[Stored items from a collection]

-- -- --

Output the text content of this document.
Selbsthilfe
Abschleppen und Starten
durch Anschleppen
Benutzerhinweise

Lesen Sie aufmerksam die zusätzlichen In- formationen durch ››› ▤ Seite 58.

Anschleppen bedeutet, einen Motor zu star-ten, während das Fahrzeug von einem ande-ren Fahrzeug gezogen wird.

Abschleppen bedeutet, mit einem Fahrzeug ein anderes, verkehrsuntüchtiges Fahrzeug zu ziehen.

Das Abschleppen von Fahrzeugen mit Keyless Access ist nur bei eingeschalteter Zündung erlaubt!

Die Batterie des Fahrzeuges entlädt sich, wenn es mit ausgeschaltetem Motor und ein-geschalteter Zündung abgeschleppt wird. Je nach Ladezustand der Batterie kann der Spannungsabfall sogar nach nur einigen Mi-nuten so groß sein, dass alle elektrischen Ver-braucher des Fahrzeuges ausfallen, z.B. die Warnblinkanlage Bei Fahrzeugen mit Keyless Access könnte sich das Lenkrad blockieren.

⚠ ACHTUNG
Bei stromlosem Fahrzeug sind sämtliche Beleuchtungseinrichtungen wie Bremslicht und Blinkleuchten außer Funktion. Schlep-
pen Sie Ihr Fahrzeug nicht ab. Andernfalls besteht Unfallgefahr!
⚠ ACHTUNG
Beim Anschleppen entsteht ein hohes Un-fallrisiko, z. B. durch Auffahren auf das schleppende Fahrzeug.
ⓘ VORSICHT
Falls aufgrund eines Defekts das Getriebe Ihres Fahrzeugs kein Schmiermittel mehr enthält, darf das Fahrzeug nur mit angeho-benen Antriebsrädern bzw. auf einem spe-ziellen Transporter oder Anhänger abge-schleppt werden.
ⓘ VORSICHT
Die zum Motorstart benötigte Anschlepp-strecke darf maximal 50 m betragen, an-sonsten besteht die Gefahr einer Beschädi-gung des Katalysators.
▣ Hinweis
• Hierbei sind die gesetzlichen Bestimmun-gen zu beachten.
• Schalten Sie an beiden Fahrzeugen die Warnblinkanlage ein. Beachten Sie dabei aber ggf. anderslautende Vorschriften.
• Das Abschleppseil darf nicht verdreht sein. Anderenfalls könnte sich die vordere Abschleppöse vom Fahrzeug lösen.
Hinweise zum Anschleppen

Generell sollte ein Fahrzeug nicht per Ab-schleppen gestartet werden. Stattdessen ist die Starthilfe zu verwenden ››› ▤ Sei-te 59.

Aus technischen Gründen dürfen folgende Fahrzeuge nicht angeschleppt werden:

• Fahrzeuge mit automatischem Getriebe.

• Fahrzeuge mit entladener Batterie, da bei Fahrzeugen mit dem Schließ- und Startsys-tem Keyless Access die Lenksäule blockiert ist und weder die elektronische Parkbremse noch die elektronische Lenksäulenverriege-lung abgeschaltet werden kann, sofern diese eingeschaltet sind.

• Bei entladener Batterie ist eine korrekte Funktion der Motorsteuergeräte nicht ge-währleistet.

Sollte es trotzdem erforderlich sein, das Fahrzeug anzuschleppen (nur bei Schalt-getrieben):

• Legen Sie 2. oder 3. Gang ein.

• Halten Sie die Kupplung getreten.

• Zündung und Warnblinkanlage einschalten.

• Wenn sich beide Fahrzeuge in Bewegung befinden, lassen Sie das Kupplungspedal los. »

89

-- -- --

DIRECTIONS - Copy each record from above exactly, and include every line.

TASK RESPONSE -
Output the text content of this document.
Selbsthilfe
Abschleppen und Starten
durch Anschleppen
Benutzerhinweise

Lesen Sie aufmerksam die zusätzlichen In- formationen durch ››› ▤ Seite 58.

Anschleppen bedeutet, einen Motor zu star-ten, während das Fahrzeug von einem ande-ren Fahrzeug gezogen wird.

Abschleppen bedeutet, mit einem Fahrzeug ein anderes, verkehrsuntüchtiges Fahrzeug zu ziehen.

Das Abschleppen von Fahrzeugen mit Keyless Access ist nur bei eingeschalteter Zündung erlaubt!

Die Batterie des Fahrzeuges entlädt sich, wenn es mit ausgeschaltetem Motor und ein-geschalteter Zündung abgeschleppt wird. Je nach Ladezustand der Batterie kann der Spannungsabfall sogar nach nur einigen Mi-nuten so groß sein, dass alle elektrischen Ver-braucher des Fahrzeuges ausfallen, z.B. die Warnblinkanlage Bei Fahrzeugen mit Keyless Access könnte sich das Lenkrad blockieren.

⚠ ACHTUNG
Bei stromlosem Fahrzeug sind sämtliche Beleuchtungseinrichtungen wie Bremslicht und Blinkleuchten außer Funktion. Schlep-
pen Sie Ihr Fahrzeug nicht ab. Andernfalls besteht Unfallgefahr!
⚠ ACHTUNG
Beim Anschleppen entsteht ein hohes Un-fallrisiko, z. B. durch Auffahren auf das schleppende Fahrzeug.
ⓘ VORSICHT
Falls aufgrund eines Defekts das Getriebe Ihres Fahrzeugs kein Schmiermittel mehr enthält, darf das Fahrzeug nur mit angeho-benen Antriebsrädern bzw. auf einem spe-ziellen Transporter oder Anhänger abge-schleppt werden.
ⓘ VORSICHT
Die zum Motorstart benötigte Anschlepp-strecke darf maximal 50 m betragen, an-sonsten besteht die Gefahr einer Beschädi-gung des Katalysators.
▣ Hinweis
• Hierbei sind die gesetzlichen Bestimmun-gen zu beachten.
• Schalten Sie an beiden Fahrzeugen die Warnblinkanlage ein. Beachten Sie dabei aber ggf. anderslautende Vorschriften.
• Das Abschleppseil darf nicht verdreht sein. Anderenfalls könnte sich die vordere Abschleppöse vom Fahrzeug lösen.
Hinweise zum Anschleppen

Generell sollte ein Fahrzeug nicht per Ab-schleppen gestartet werden. Stattdessen ist die Starthilfe zu verwenden ››› ▤ Sei-te 59.

Aus technischen Gründen dürfen folgende Fahrzeuge nicht angeschleppt werden:

• Fahrzeuge mit automatischem Getriebe.

• Fahrzeuge mit entladener Batterie, da bei Fahrzeugen mit dem Schließ- und Startsys-tem Keyless Access die Lenksäule blockiert ist und weder die elektronische Parkbremse noch die elektronische Lenksäulenverriege-lung abgeschaltet werden kann, sofern diese eingeschaltet sind.

• Bei entladener Batterie ist eine korrekte Funktion der Motorsteuergeräte nicht ge-währleistet.

Sollte es trotzdem erforderlich sein, das Fahrzeug anzuschleppen (nur bei Schalt-getrieben):

• Legen Sie 2. oder 3. Gang ein.

• Halten Sie die Kupplung getreten.

• Zündung und Warnblinkanlage einschalten.

• Wenn sich beide Fahrzeuge in Bewegung befinden, lassen Sie das Kupplungspedal los. »

89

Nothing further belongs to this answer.